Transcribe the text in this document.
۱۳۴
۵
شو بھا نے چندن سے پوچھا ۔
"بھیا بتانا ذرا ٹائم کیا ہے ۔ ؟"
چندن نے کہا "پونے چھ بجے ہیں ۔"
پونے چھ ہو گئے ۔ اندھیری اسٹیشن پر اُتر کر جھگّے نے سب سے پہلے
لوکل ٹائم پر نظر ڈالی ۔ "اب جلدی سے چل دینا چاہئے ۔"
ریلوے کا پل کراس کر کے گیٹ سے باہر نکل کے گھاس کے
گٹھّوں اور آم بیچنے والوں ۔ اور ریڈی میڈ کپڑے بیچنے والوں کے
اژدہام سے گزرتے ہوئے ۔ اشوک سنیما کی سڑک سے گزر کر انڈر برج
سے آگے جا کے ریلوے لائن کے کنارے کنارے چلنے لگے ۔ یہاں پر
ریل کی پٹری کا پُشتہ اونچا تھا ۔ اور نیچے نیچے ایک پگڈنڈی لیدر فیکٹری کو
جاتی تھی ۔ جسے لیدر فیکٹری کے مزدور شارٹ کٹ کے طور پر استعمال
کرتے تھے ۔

********************

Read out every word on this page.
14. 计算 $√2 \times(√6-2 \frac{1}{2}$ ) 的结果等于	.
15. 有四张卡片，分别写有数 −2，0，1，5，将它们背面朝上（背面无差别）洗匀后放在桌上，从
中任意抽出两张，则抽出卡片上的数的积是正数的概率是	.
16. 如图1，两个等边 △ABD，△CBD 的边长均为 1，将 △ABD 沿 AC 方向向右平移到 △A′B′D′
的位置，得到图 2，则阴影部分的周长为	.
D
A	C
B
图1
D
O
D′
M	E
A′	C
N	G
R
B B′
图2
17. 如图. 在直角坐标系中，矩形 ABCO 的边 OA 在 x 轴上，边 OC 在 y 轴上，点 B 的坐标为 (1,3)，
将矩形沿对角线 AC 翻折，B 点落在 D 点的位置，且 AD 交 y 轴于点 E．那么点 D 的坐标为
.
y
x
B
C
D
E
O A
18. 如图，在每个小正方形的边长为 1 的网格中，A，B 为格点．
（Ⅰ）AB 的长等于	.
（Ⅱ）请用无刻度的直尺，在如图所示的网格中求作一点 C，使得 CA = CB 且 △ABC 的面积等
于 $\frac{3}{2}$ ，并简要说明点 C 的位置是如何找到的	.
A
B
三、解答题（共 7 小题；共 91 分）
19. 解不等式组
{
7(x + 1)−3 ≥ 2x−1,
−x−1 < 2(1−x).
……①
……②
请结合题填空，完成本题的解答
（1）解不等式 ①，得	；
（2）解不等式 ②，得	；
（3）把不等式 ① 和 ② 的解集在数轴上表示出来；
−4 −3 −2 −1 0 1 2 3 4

********************

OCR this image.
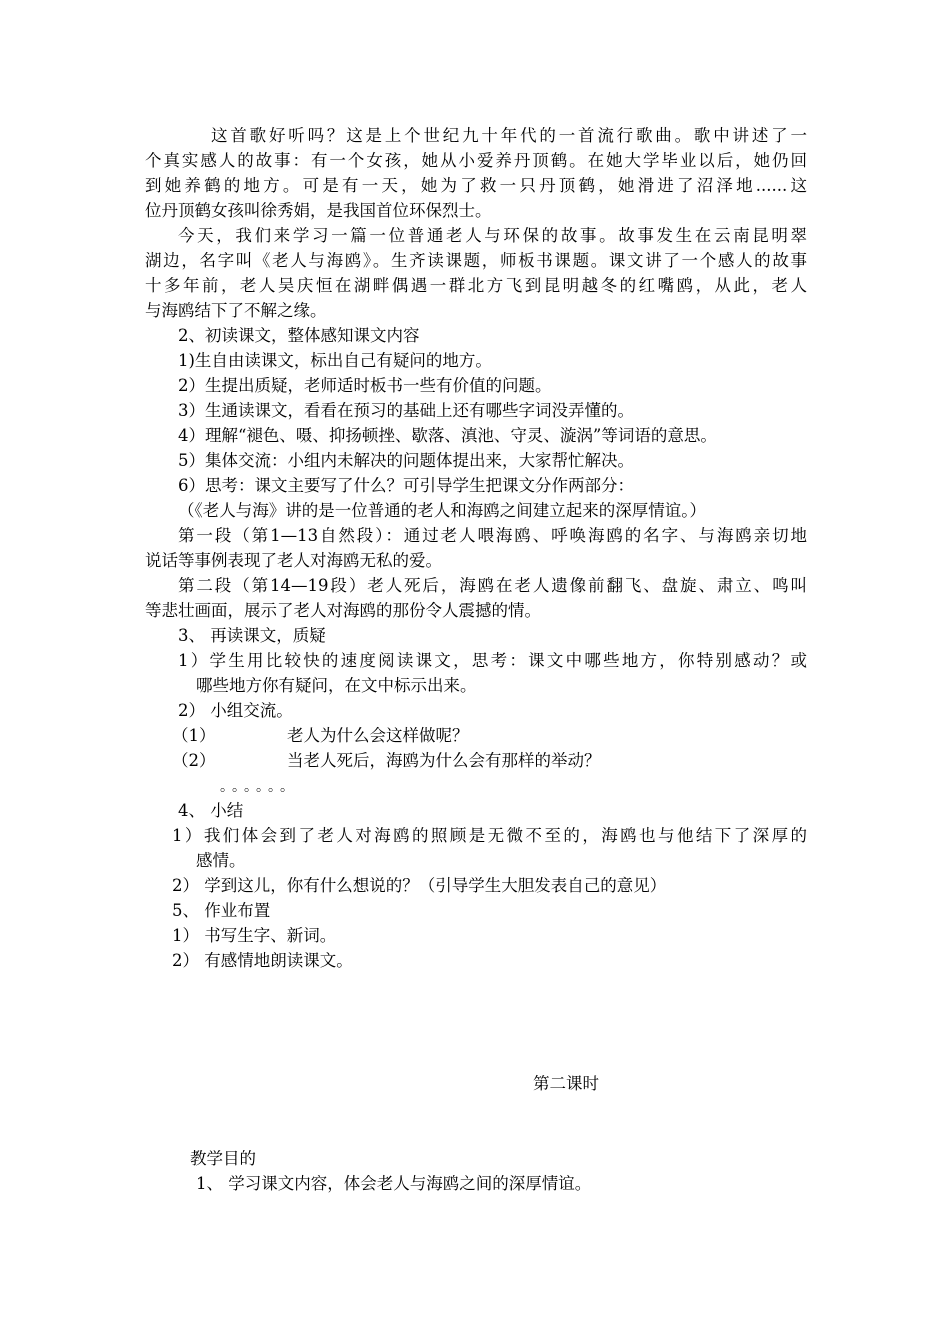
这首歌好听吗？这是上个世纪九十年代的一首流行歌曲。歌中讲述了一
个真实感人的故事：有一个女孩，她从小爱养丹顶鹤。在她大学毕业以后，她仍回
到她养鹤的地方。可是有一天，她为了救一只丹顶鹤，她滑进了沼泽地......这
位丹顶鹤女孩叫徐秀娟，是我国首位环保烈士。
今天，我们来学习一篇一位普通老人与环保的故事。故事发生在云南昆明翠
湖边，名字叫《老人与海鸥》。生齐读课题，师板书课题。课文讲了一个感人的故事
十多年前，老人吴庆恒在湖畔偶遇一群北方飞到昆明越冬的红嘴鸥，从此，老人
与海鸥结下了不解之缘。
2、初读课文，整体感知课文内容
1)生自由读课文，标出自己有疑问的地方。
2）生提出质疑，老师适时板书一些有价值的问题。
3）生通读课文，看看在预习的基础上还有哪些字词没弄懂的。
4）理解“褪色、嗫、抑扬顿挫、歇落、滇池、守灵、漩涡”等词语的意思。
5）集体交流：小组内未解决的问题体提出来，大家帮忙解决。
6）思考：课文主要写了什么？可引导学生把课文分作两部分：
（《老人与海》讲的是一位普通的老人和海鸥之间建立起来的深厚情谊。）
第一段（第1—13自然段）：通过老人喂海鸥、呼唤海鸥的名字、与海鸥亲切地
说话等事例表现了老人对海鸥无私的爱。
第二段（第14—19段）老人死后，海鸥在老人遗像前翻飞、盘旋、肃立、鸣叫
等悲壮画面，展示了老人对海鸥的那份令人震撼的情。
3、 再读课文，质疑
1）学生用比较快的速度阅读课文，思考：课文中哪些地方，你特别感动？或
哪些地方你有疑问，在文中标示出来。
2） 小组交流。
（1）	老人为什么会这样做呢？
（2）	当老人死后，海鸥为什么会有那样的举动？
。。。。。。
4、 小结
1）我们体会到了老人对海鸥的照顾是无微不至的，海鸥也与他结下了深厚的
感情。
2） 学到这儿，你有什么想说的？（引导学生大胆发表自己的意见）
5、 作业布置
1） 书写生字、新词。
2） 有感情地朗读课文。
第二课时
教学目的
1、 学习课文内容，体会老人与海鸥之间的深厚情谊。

********************

**Written exercise**
A single figure is required: the number of lines above in which the word "ٹائم" occurs.

**Completed task**
2